The task – Keep every line where the word "between" appears; drop the rest.

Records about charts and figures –
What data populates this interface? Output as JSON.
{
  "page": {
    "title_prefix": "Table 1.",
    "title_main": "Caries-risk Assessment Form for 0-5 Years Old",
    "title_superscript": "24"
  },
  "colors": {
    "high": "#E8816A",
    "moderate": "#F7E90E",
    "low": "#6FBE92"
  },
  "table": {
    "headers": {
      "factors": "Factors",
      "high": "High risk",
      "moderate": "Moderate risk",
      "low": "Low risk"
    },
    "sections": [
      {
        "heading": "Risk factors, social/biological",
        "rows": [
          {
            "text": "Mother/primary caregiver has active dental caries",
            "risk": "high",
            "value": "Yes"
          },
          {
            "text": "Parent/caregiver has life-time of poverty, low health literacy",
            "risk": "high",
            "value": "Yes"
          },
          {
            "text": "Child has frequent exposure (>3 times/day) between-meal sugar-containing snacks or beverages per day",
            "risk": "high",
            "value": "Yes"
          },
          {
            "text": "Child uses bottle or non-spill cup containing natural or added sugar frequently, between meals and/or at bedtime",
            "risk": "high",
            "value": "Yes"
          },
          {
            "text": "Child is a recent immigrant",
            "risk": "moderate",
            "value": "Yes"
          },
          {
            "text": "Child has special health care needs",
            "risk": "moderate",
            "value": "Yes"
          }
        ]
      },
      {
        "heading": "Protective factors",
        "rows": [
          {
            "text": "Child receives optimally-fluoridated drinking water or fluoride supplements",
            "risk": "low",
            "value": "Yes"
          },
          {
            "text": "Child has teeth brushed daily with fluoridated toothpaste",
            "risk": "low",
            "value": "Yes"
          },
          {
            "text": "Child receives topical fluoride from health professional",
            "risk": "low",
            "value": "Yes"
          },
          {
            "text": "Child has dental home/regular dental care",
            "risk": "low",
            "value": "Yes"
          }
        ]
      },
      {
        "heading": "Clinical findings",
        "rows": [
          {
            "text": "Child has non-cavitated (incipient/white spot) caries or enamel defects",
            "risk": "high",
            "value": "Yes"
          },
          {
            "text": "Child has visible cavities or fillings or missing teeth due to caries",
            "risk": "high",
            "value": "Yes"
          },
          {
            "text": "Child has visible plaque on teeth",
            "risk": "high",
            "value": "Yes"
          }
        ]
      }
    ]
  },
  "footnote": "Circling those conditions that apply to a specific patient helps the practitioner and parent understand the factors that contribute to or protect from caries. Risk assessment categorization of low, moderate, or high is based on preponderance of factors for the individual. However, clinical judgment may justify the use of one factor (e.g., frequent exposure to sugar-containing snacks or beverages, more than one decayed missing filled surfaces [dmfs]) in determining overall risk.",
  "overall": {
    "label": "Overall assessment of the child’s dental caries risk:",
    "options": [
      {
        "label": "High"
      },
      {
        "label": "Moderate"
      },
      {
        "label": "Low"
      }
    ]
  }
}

Exercise result –
            "text": "Child has frequent exposure (>3 times/day) between-meal sugar-containing snacks or beverages per day",
            "text": "Child uses bottle or non-spill cup containing natural or added sugar frequently, between meals and/or at bedtime",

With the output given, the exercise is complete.